### YOUR GOAL
Omitting the pictures, print every line below exactly as it stands.

Saved data entries:
━━━

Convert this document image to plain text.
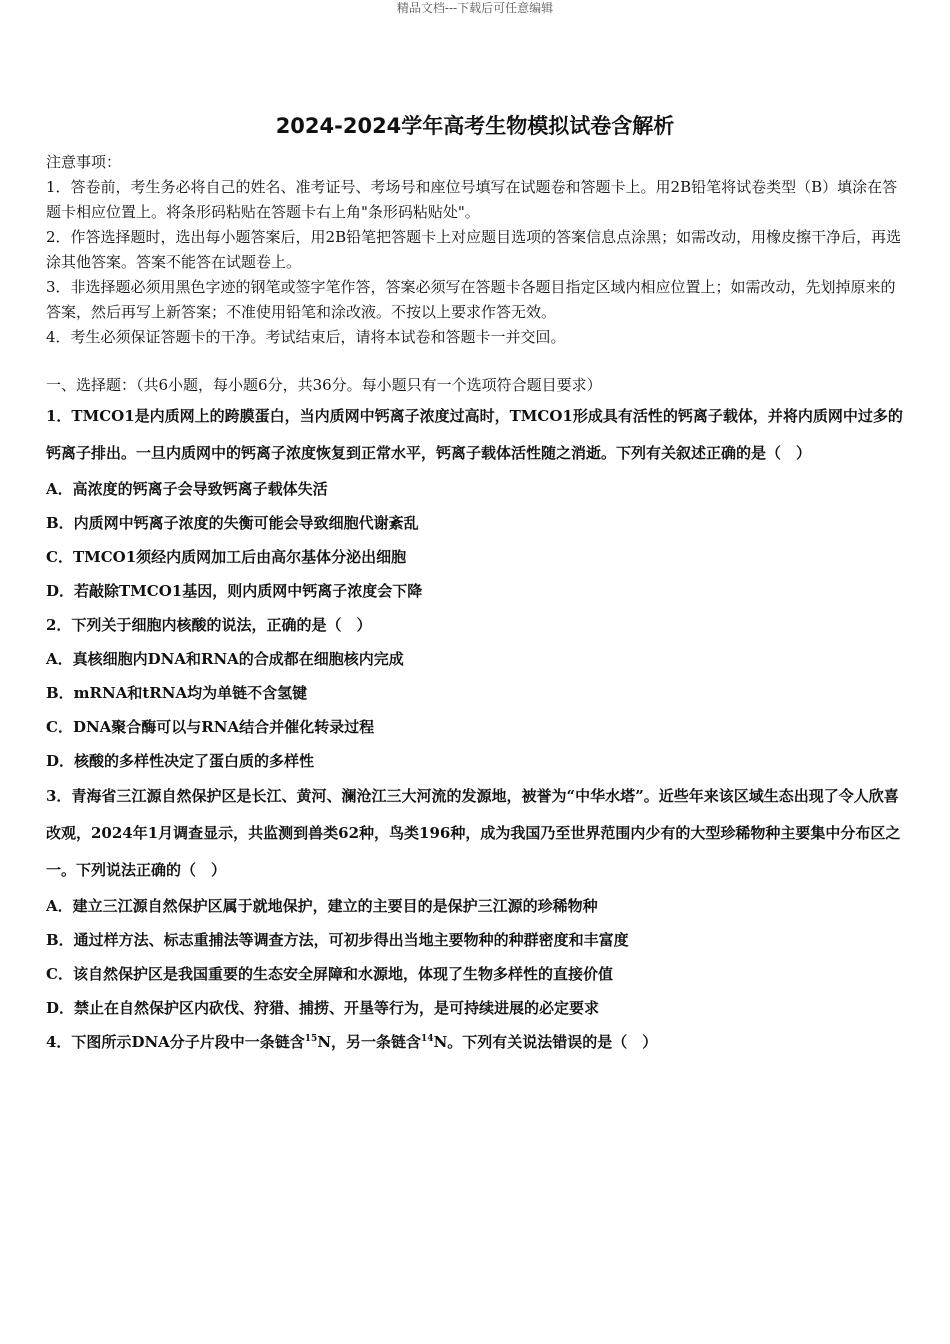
精品文档---下载后可任意编辑
2024-2024学年高考生物模拟试卷含解析

注意事项：

1．答卷前，考生务必将自己的姓名、准考证号、考场号和座位号填写在试题卷和答题卡上。用2B铅笔将试卷类型（B）填涂在答题卡相应位置上。将条形码粘贴在答题卡右上角"条形码粘贴处"。

2．作答选择题时，选出每小题答案后，用2B铅笔把答题卡上对应题目选项的答案信息点涂黑；如需改动，用橡皮擦干净后，再选涂其他答案。答案不能答在试题卷上。

3．非选择题必须用黑色字迹的钢笔或签字笔作答，答案必须写在答题卡各题目指定区域内相应位置上；如需改动，先划掉原来的答案，然后再写上新答案；不准使用铅笔和涂改液。不按以上要求作答无效。

4．考生必须保证答题卡的干净。考试结束后，请将本试卷和答题卡一并交回。

一、选择题：（共6小题，每小题6分，共36分。每小题只有一个选项符合题目要求）

1．TMCO1是内质网上的跨膜蛋白，当内质网中钙离子浓度过高时，TMCO1形成具有活性的钙离子载体，并将内质网中过多的钙离子排出。一旦内质网中的钙离子浓度恢复到正常水平，钙离子载体活性随之消逝。下列有关叙述正确的是（　）

A．高浓度的钙离子会导致钙离子载体失活

B．内质网中钙离子浓度的失衡可能会导致细胞代谢紊乱

C．TMCO1须经内质网加工后由高尔基体分泌出细胞

D．若敲除TMCO1基因，则内质网中钙离子浓度会下降

2．下列关于细胞内核酸的说法，正确的是（　）

A．真核细胞内DNA和RNA的合成都在细胞核内完成

B．mRNA和tRNA均为单链不含氢键

C．DNA聚合酶可以与RNA结合并催化转录过程

D．核酸的多样性决定了蛋白质的多样性

3．青海省三江源自然保护区是长江、黄河、澜沧江三大河流的发源地，被誉为“中华水塔”。近些年来该区域生态出现了令人欣喜改观，2024年1月调查显示，共监测到兽类62种，鸟类196种，成为我国乃至世界范围内少有的大型珍稀物种主要集中分布区之一。下列说法正确的（　）

A．建立三江源自然保护区属于就地保护，建立的主要目的是保护三江源的珍稀物种

B．通过样方法、标志重捕法等调查方法，可初步得出当地主要物种的种群密度和丰富度

C．该自然保护区是我国重要的生态安全屏障和水源地，体现了生物多样性的直接价值

D．禁止在自然保护区内砍伐、狩猎、捕捞、开垦等行为，是可持续进展的必定要求

4．下图所示DNA分子片段中一条链含$^{15}$N，另一条链含$^{14}$N。下列有关说法错误的是（　）
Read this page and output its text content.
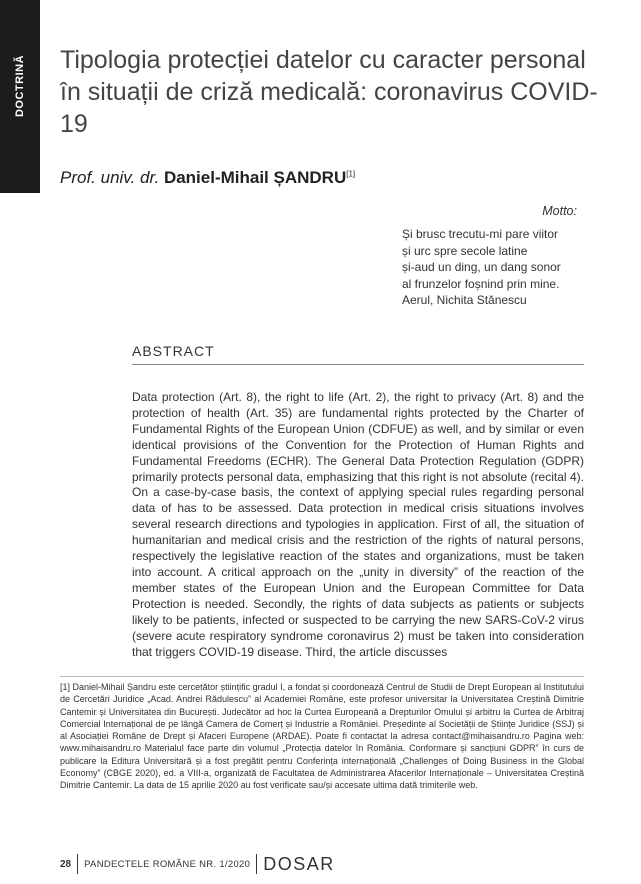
DOCTRINĂ Tipologia protecției datelor cu caracter personal în situații de criză medicală: coronavirus COVID-19
Prof. univ. dr. Daniel-Mihail ȘANDRU[1]
Motto:
Și brusc trecutu-mi pare viitor
și urc spre secole latine
și-aud un ding, un dang sonor
al frunzelor foșnind prin mine.
Aerul, Nichita Stănescu
ABSTRACT

Data protection (Art. 8), the right to life (Art. 2), the right to privacy (Art. 8) and the protection of health (Art. 35) are fundamental rights protected by the Charter of Fundamental Rights of the European Union (CDFUE) as well, and by similar or even identical provisions of the Convention for the Protection of Human Rights and Fundamental Freedoms (ECHR). The General Data Protection Regulation (GDPR) primarily protects personal data, emphasizing that this right is not absolute (recital 4). On a case-by-case basis, the context of applying special rules regarding personal data of has to be assessed. Data protection in medical crisis situations involves several research directions and typologies in application. First of all, the situation of humanitarian and medical crisis and the restriction of the rights of natural persons, respectively the legislative reaction of the states and organizations, must be taken into account. A critical approach on the „unity in diversity” of the reaction of the member states of the European Union and the European Committee for Data Protection is needed. Secondly, the rights of data subjects as patients or subjects likely to be patients, infected or suspected to be carrying the new SARS-CoV-2 virus (severe acute respiratory syndrome coronavirus 2) must be taken into consideration that triggers COVID-19 disease. Third, the article discusses

[1] Daniel-Mihail Șandru este cercetător științific gradul I, a fondat și coordonează Centrul de Studii de Drept European al Institutului de Cercetări Juridice „Acad. Andrei Rădulescu” al Academiei Române, este profesor universitar la Universitatea Creștină Dimitrie Cantemir și Universitatea din București. Judecător ad hoc la Curtea Europeană a Drepturilor Omului și arbitru la Curtea de Arbitraj Comercial Internațional de pe lângă Camera de Comerț și Industrie a României. Președinte al Societății de Științe Juridice (SSJ) și al Asociației Române de Drept și Afaceri Europene (ARDAE). Poate fi contactat la adresa contact@mihaisandru.ro Pagina web: www.mihaisandru.ro Materialul face parte din volumul „Protecția datelor în România. Conformare și sancțiuni GDPR” în curs de publicare la Editura Universitară și a fost pregătit pentru Conferința internațională „Challenges of Doing Business in the Global Economy” (CBGE 2020), ed. a VIII-a, organizată de Facultatea de Administrarea Afacerilor Internaționale – Universitatea Creștină Dimitrie Cantemir. La data de 15 aprilie 2020 au fost verificate sau/și accesate ultima dată trimiterile web.

28 PANDECTELE ROMÂNE NR. 1/2020 DOSAR
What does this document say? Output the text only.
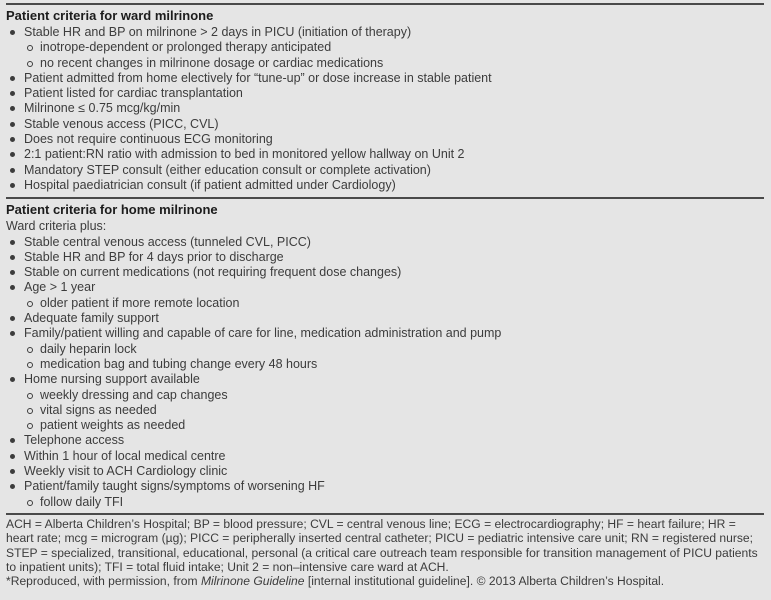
Patient criteria for ward milrinone
Stable HR and BP on milrinone > 2 days in PICU (initiation of therapy)
inotrope-dependent or prolonged therapy anticipated
no recent changes in milrinone dosage or cardiac medications
Patient admitted from home electively for “tune-up” or dose increase in stable patient
Patient listed for cardiac transplantation
Milrinone ≤ 0.75 mcg/kg/min
Stable venous access (PICC, CVL)
Does not require continuous ECG monitoring
2:1 patient:RN ratio with admission to bed in monitored yellow hallway on Unit 2
Mandatory STEP consult (either education consult or complete activation)
Hospital paediatrician consult (if patient admitted under Cardiology)
Patient criteria for home milrinone
Ward criteria plus:
Stable central venous access (tunneled CVL, PICC)
Stable HR and BP for 4 days prior to discharge
Stable on current medications (not requiring frequent dose changes)
Age > 1 year
older patient if more remote location
Adequate family support
Family/patient willing and capable of care for line, medication administration and pump
daily heparin lock
medication bag and tubing change every 48 hours
Home nursing support available
weekly dressing and cap changes
vital signs as needed
patient weights as needed
Telephone access
Within 1 hour of local medical centre
Weekly visit to ACH Cardiology clinic
Patient/family taught signs/symptoms of worsening HF
follow daily TFI

ACH = Alberta Children’s Hospital; BP = blood pressure; CVL = central venous line; ECG = electrocardiography; HF = heart failure; HR = heart rate; mcg = microgram (µg); PICC = peripherally inserted central catheter; PICU = pediatric intensive care unit; RN = registered nurse; STEP = specialized, transitional, educational, personal (a critical care outreach team responsible for transition management of PICU patients to inpatient units); TFI = total fluid intake; Unit 2 = non–intensive care ward at ACH.

*Reproduced, with permission, from Milrinone Guideline [internal institutional guideline]. © 2013 Alberta Children’s Hospital.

━━━

### SOLUTION BELOW
Convert this document image to plain text.
精品文档---下载后可任意编辑
2024-2024学年高考生物模拟试卷含解析

注意事项：

1．答卷前，考生务必将自己的姓名、准考证号、考场号和座位号填写在试题卷和答题卡上。用2B铅笔将试卷类型（B）填涂在答题卡相应位置上。将条形码粘贴在答题卡右上角"条形码粘贴处"。

2．作答选择题时，选出每小题答案后，用2B铅笔把答题卡上对应题目选项的答案信息点涂黑；如需改动，用橡皮擦干净后，再选涂其他答案。答案不能答在试题卷上。

3．非选择题必须用黑色字迹的钢笔或签字笔作答，答案必须写在答题卡各题目指定区域内相应位置上；如需改动，先划掉原来的答案，然后再写上新答案；不准使用铅笔和涂改液。不按以上要求作答无效。

4．考生必须保证答题卡的干净。考试结束后，请将本试卷和答题卡一并交回。

一、选择题：（共6小题，每小题6分，共36分。每小题只有一个选项符合题目要求）

1．TMCO1是内质网上的跨膜蛋白，当内质网中钙离子浓度过高时，TMCO1形成具有活性的钙离子载体，并将内质网中过多的钙离子排出。一旦内质网中的钙离子浓度恢复到正常水平，钙离子载体活性随之消逝。下列有关叙述正确的是（　）

A．高浓度的钙离子会导致钙离子载体失活

B．内质网中钙离子浓度的失衡可能会导致细胞代谢紊乱

C．TMCO1须经内质网加工后由高尔基体分泌出细胞

D．若敲除TMCO1基因，则内质网中钙离子浓度会下降

2．下列关于细胞内核酸的说法，正确的是（　）

A．真核细胞内DNA和RNA的合成都在细胞核内完成

B．mRNA和tRNA均为单链不含氢键

C．DNA聚合酶可以与RNA结合并催化转录过程

D．核酸的多样性决定了蛋白质的多样性

3．青海省三江源自然保护区是长江、黄河、澜沧江三大河流的发源地，被誉为“中华水塔”。近些年来该区域生态出现了令人欣喜改观，2024年1月调查显示，共监测到兽类62种，鸟类196种，成为我国乃至世界范围内少有的大型珍稀物种主要集中分布区之一。下列说法正确的（　）

A．建立三江源自然保护区属于就地保护，建立的主要目的是保护三江源的珍稀物种

B．通过样方法、标志重捕法等调查方法，可初步得出当地主要物种的种群密度和丰富度

C．该自然保护区是我国重要的生态安全屏障和水源地，体现了生物多样性的直接价值

D．禁止在自然保护区内砍伐、狩猎、捕捞、开垦等行为，是可持续进展的必定要求

4．下图所示DNA分子片段中一条链含$^{15}$N，另一条链含$^{14}$N。下列有关说法错误的是（　）
Read this page and output its text content.
DOCTRINĂ Tipologia protecției datelor cu caracter personal în situații de criză medicală: coronavirus COVID-19
Prof. univ. dr. Daniel-Mihail ȘANDRU[1]
Motto:
Și brusc trecutu-mi pare viitor
și urc spre secole latine
și-aud un ding, un dang sonor
al frunzelor foșnind prin mine.
Aerul, Nichita Stănescu
ABSTRACT

Data protection (Art. 8), the right to life (Art. 2), the right to privacy (Art. 8) and the protection of health (Art. 35) are fundamental rights protected by the Charter of Fundamental Rights of the European Union (CDFUE) as well, and by similar or even identical provisions of the Convention for the Protection of Human Rights and Fundamental Freedoms (ECHR). The General Data Protection Regulation (GDPR) primarily protects personal data, emphasizing that this right is not absolute (recital 4). On a case-by-case basis, the context of applying special rules regarding personal data of has to be assessed. Data protection in medical crisis situations involves several research directions and typologies in application. First of all, the situation of humanitarian and medical crisis and the restriction of the rights of natural persons, respectively the legislative reaction of the states and organizations, must be taken into account. A critical approach on the „unity in diversity” of the reaction of the member states of the European Union and the European Committee for Data Protection is needed. Secondly, the rights of data subjects as patients or subjects likely to be patients, infected or suspected to be carrying the new SARS-CoV-2 virus (severe acute respiratory syndrome coronavirus 2) must be taken into consideration that triggers COVID-19 disease. Third, the article discusses

[1] Daniel-Mihail Șandru este cercetător științific gradul I, a fondat și coordonează Centrul de Studii de Drept European al Institutului de Cercetări Juridice „Acad. Andrei Rădulescu” al Academiei Române, este profesor universitar la Universitatea Creștină Dimitrie Cantemir și Universitatea din București. Judecător ad hoc la Curtea Europeană a Drepturilor Omului și arbitru la Curtea de Arbitraj Comercial Internațional de pe lângă Camera de Comerț și Industrie a României. Președinte al Societății de Științe Juridice (SSJ) și al Asociației Române de Drept și Afaceri Europene (ARDAE). Poate fi contactat la adresa contact@mihaisandru.ro Pagina web: www.mihaisandru.ro Materialul face parte din volumul „Protecția datelor în România. Conformare și sancțiuni GDPR” în curs de publicare la Editura Universitară și a fost pregătit pentru Conferința internațională „Challenges of Doing Business in the Global Economy” (CBGE 2020), ed. a VIII-a, organizată de Facultatea de Administrarea Afacerilor Internaționale – Universitatea Creștină Dimitrie Cantemir. La data de 15 aprilie 2020 au fost verificate sau/și accesate ultima dată trimiterile web.

28 PANDECTELE ROMÂNE NR. 1/2020 DOSAR
What does this document say? Output the text only.
Patient criteria for ward milrinone
Stable HR and BP on milrinone > 2 days in PICU (initiation of therapy)
inotrope-dependent or prolonged therapy anticipated
no recent changes in milrinone dosage or cardiac medications
Patient admitted from home electively for “tune-up” or dose increase in stable patient
Patient listed for cardiac transplantation
Milrinone ≤ 0.75 mcg/kg/min
Stable venous access (PICC, CVL)
Does not require continuous ECG monitoring
2:1 patient:RN ratio with admission to bed in monitored yellow hallway on Unit 2
Mandatory STEP consult (either education consult or complete activation)
Hospital paediatrician consult (if patient admitted under Cardiology)
Patient criteria for home milrinone
Ward criteria plus:
Stable central venous access (tunneled CVL, PICC)
Stable HR and BP for 4 days prior to discharge
Stable on current medications (not requiring frequent dose changes)
Age > 1 year
older patient if more remote location
Adequate family support
Family/patient willing and capable of care for line, medication administration and pump
daily heparin lock
medication bag and tubing change every 48 hours
Home nursing support available
weekly dressing and cap changes
vital signs as needed
patient weights as needed
Telephone access
Within 1 hour of local medical centre
Weekly visit to ACH Cardiology clinic
Patient/family taught signs/symptoms of worsening HF
follow daily TFI

ACH = Alberta Children’s Hospital; BP = blood pressure; CVL = central venous line; ECG = electrocardiography; HF = heart failure; HR = heart rate; mcg = microgram (µg); PICC = peripherally inserted central catheter; PICU = pediatric intensive care unit; RN = registered nurse; STEP = specialized, transitional, educational, personal (a critical care outreach team responsible for transition management of PICU patients to inpatient units); TFI = total fluid intake; Unit 2 = non–intensive care ward at ACH.

*Reproduced, with permission, from Milrinone Guideline [internal institutional guideline]. © 2013 Alberta Children’s Hospital.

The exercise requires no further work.